[start]

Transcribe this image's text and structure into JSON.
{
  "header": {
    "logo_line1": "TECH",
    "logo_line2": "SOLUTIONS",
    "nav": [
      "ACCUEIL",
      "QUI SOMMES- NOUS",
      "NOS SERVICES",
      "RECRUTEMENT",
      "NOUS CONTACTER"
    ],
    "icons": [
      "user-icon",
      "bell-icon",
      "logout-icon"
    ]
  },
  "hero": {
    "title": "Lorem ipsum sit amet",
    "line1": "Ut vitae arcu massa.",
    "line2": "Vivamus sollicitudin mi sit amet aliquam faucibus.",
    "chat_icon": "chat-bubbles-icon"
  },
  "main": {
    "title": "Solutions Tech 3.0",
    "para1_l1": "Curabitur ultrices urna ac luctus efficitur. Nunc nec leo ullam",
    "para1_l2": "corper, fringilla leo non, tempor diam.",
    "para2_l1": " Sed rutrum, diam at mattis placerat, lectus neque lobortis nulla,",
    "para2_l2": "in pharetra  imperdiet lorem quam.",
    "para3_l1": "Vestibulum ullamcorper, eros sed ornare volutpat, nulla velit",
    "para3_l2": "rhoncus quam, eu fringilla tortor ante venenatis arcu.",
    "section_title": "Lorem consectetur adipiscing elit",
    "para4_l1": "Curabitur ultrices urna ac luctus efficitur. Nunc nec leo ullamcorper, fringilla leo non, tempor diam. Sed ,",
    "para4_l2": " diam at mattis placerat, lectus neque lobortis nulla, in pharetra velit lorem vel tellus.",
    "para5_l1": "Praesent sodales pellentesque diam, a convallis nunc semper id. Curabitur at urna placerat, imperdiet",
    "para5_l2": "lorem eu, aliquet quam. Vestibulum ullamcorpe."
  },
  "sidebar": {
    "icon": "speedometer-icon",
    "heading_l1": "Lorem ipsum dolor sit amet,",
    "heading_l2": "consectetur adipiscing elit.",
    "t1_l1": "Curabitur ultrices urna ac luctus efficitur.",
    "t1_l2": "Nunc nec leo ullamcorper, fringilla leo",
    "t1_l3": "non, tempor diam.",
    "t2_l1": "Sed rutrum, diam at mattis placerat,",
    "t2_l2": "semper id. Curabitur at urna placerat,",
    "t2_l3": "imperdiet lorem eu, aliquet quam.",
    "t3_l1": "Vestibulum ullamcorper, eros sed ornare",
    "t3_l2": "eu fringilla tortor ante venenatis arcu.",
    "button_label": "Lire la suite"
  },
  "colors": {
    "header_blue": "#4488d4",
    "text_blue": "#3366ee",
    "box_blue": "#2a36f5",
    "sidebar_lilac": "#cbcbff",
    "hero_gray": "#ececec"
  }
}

[end]

**Direction**
Write out every entry above, word for word.

**Result for this exercise**
Transcribe this image's text and structure into JSON.
{
  "header": {
    "logo_line1": "TECH",
    "logo_line2": "SOLUTIONS",
    "nav": [
      "ACCUEIL",
      "QUI SOMMES- NOUS",
      "NOS SERVICES",
      "RECRUTEMENT",
      "NOUS CONTACTER"
    ],
    "icons": [
      "user-icon",
      "bell-icon",
      "logout-icon"
    ]
  },
  "hero": {
    "title": "Lorem ipsum sit amet",
    "line1": "Ut vitae arcu massa.",
    "line2": "Vivamus sollicitudin mi sit amet aliquam faucibus.",
    "chat_icon": "chat-bubbles-icon"
  },
  "main": {
    "title": "Solutions Tech 3.0",
    "para1_l1": "Curabitur ultrices urna ac luctus efficitur. Nunc nec leo ullam",
    "para1_l2": "corper, fringilla leo non, tempor diam.",
    "para2_l1": " Sed rutrum, diam at mattis placerat, lectus neque lobortis nulla,",
    "para2_l2": "in pharetra  imperdiet lorem quam.",
    "para3_l1": "Vestibulum ullamcorper, eros sed ornare volutpat, nulla velit",
    "para3_l2": "rhoncus quam, eu fringilla tortor ante venenatis arcu.",
    "section_title": "Lorem consectetur adipiscing elit",
    "para4_l1": "Curabitur ultrices urna ac luctus efficitur. Nunc nec leo ullamcorper, fringilla leo non, tempor diam. Sed ,",
    "para4_l2": " diam at mattis placerat, lectus neque lobortis nulla, in pharetra velit lorem vel tellus.",
    "para5_l1": "Praesent sodales pellentesque diam, a convallis nunc semper id. Curabitur at urna placerat, imperdiet",
    "para5_l2": "lorem eu, aliquet quam. Vestibulum ullamcorpe."
  },
  "sidebar": {
    "icon": "speedometer-icon",
    "heading_l1": "Lorem ipsum dolor sit amet,",
    "heading_l2": "consectetur adipiscing elit.",
    "t1_l1": "Curabitur ultrices urna ac luctus efficitur.",
    "t1_l2": "Nunc nec leo ullamcorper, fringilla leo",
    "t1_l3": "non, tempor diam.",
    "t2_l1": "Sed rutrum, diam at mattis placerat,",
    "t2_l2": "semper id. Curabitur at urna placerat,",
    "t2_l3": "imperdiet lorem eu, aliquet quam.",
    "t3_l1": "Vestibulum ullamcorper, eros sed ornare",
    "t3_l2": "eu fringilla tortor ante venenatis arcu.",
    "button_label": "Lire la suite"
  },
  "colors": {
    "header_blue": "#4488d4",
    "text_blue": "#3366ee",
    "box_blue": "#2a36f5",
    "sidebar_lilac": "#cbcbff",
    "hero_gray": "#ececec"
  }
}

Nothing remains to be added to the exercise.